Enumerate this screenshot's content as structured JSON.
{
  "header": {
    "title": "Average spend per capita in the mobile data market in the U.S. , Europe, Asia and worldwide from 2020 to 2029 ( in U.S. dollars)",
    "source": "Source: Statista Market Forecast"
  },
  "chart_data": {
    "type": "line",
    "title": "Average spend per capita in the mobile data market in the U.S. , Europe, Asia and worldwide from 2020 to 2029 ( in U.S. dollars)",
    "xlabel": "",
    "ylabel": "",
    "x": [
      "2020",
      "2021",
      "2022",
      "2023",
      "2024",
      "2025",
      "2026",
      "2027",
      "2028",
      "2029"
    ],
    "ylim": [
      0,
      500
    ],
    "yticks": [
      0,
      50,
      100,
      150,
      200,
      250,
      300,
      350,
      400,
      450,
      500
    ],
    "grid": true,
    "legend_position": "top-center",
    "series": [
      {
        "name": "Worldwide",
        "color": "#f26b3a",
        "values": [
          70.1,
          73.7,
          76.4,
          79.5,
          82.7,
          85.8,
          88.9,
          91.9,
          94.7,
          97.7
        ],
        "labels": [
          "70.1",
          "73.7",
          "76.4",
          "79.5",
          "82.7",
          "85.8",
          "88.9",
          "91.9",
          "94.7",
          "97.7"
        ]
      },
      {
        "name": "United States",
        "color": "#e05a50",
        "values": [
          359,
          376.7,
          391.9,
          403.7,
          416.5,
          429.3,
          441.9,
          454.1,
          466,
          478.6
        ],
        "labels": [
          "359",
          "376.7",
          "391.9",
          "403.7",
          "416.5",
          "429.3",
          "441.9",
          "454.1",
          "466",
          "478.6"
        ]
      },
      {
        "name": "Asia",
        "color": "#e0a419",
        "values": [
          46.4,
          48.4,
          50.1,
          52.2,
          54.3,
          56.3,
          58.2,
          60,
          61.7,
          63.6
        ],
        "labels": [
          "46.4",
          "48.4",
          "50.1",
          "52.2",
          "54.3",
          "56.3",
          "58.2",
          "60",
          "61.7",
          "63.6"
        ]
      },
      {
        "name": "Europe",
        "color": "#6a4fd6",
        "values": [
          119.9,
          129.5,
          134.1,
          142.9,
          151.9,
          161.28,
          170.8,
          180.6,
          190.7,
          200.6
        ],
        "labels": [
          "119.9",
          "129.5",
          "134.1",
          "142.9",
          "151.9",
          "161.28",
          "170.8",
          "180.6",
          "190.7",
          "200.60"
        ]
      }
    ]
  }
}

> Aim: Transcribe all lines as written.

> Completed exercise:
Enumerate this screenshot's content as structured JSON.
{
  "header": {
    "title": "Average spend per capita in the mobile data market in the U.S. , Europe, Asia and worldwide from 2020 to 2029 ( in U.S. dollars)",
    "source": "Source: Statista Market Forecast"
  },
  "chart_data": {
    "type": "line",
    "title": "Average spend per capita in the mobile data market in the U.S. , Europe, Asia and worldwide from 2020 to 2029 ( in U.S. dollars)",
    "xlabel": "",
    "ylabel": "",
    "x": [
      "2020",
      "2021",
      "2022",
      "2023",
      "2024",
      "2025",
      "2026",
      "2027",
      "2028",
      "2029"
    ],
    "ylim": [
      0,
      500
    ],
    "yticks": [
      0,
      50,
      100,
      150,
      200,
      250,
      300,
      350,
      400,
      450,
      500
    ],
    "grid": true,
    "legend_position": "top-center",
    "series": [
      {
        "name": "Worldwide",
        "color": "#f26b3a",
        "values": [
          70.1,
          73.7,
          76.4,
          79.5,
          82.7,
          85.8,
          88.9,
          91.9,
          94.7,
          97.7
        ],
        "labels": [
          "70.1",
          "73.7",
          "76.4",
          "79.5",
          "82.7",
          "85.8",
          "88.9",
          "91.9",
          "94.7",
          "97.7"
        ]
      },
      {
        "name": "United States",
        "color": "#e05a50",
        "values": [
          359,
          376.7,
          391.9,
          403.7,
          416.5,
          429.3,
          441.9,
          454.1,
          466,
          478.6
        ],
        "labels": [
          "359",
          "376.7",
          "391.9",
          "403.7",
          "416.5",
          "429.3",
          "441.9",
          "454.1",
          "466",
          "478.6"
        ]
      },
      {
        "name": "Asia",
        "color": "#e0a419",
        "values": [
          46.4,
          48.4,
          50.1,
          52.2,
          54.3,
          56.3,
          58.2,
          60,
          61.7,
          63.6
        ],
        "labels": [
          "46.4",
          "48.4",
          "50.1",
          "52.2",
          "54.3",
          "56.3",
          "58.2",
          "60",
          "61.7",
          "63.6"
        ]
      },
      {
        "name": "Europe",
        "color": "#6a4fd6",
        "values": [
          119.9,
          129.5,
          134.1,
          142.9,
          151.9,
          161.28,
          170.8,
          180.6,
          190.7,
          200.6
        ],
        "labels": [
          "119.9",
          "129.5",
          "134.1",
          "142.9",
          "151.9",
          "161.28",
          "170.8",
          "180.6",
          "190.7",
          "200.60"
        ]
      }
    ]
  }
}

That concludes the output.